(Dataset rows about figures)
--- START ---

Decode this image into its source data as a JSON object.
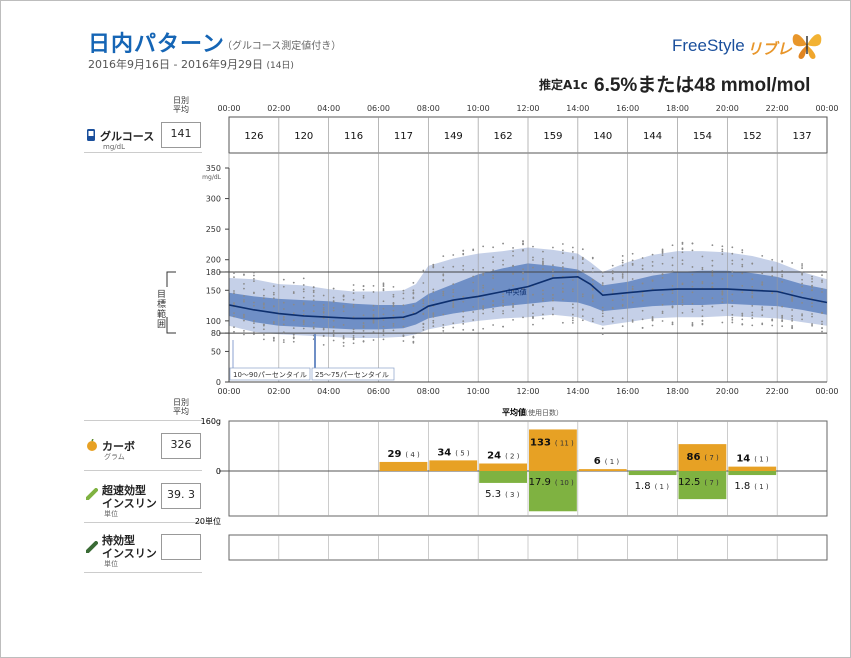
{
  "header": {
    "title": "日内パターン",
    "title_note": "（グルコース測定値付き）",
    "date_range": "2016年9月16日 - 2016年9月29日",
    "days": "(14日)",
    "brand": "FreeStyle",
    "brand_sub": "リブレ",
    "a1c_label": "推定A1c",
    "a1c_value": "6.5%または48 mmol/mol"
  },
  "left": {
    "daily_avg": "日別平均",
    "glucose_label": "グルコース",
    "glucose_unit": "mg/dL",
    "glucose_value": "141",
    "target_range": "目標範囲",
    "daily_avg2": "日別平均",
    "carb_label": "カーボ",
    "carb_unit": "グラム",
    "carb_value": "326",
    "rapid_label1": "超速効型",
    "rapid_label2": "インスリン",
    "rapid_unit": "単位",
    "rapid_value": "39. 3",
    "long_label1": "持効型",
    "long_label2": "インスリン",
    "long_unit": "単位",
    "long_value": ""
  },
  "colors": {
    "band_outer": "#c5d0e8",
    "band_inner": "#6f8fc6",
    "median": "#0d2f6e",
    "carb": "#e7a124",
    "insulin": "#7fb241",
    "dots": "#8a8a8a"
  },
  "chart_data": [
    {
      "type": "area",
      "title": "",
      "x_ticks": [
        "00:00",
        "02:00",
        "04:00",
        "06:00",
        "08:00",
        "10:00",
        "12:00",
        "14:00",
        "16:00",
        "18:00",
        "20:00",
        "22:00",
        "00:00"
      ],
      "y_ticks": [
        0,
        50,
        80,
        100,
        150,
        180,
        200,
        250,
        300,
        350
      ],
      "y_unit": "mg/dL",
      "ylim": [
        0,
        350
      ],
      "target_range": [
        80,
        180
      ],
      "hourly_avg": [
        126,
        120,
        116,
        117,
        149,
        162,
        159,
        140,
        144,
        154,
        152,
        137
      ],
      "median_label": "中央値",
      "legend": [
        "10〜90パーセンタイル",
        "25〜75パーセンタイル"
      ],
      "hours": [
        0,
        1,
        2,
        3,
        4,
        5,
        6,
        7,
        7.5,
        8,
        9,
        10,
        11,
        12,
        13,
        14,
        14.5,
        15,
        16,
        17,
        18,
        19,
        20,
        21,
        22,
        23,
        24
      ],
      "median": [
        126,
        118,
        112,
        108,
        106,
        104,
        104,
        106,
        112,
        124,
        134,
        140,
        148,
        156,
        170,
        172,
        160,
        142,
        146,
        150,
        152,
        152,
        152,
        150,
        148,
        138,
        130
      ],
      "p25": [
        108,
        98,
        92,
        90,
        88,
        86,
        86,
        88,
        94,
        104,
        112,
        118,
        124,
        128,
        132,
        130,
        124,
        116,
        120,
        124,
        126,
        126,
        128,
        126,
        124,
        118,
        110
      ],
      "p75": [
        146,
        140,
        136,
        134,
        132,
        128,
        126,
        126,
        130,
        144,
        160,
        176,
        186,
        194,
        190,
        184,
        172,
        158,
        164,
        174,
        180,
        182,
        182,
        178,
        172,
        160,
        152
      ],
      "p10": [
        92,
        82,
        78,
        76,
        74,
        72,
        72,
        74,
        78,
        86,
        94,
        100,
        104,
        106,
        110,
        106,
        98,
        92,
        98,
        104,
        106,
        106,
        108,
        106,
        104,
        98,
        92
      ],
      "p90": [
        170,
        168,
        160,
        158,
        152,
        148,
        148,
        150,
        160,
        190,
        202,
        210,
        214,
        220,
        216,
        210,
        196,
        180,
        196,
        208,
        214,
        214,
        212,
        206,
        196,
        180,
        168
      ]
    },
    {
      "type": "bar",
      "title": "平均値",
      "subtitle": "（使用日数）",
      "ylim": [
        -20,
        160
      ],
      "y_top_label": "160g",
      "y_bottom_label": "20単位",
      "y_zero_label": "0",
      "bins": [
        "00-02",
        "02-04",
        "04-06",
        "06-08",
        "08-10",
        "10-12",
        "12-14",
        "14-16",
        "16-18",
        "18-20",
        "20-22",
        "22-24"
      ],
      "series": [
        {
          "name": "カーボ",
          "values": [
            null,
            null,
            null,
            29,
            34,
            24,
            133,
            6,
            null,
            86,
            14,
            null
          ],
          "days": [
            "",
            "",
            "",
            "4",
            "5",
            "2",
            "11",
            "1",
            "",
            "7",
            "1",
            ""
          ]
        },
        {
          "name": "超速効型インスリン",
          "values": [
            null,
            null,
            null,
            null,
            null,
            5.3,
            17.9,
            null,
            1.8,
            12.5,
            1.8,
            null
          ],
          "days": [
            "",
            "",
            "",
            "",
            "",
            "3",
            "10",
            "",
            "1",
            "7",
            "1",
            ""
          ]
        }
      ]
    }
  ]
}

--- END ---
--- START ---

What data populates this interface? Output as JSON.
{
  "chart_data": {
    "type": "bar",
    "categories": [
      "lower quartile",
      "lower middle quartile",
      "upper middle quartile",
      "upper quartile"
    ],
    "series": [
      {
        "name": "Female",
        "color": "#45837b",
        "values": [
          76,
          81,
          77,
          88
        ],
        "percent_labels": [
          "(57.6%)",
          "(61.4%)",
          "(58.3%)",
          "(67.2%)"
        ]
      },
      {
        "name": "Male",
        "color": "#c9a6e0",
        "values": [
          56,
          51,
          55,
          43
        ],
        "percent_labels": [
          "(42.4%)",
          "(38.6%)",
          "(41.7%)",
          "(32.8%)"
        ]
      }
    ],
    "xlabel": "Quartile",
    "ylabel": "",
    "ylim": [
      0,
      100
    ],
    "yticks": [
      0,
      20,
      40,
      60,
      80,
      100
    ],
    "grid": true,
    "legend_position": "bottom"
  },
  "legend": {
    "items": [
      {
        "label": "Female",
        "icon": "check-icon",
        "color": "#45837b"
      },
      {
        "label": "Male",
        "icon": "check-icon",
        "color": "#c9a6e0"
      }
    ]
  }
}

--- END ---

▶ **Problem requirements**: Copy each line of the listing that includes "this".

▶ **Solution to the problem**:
Decode this image into its source data as a JSON object.
What data populates this interface? Output as JSON.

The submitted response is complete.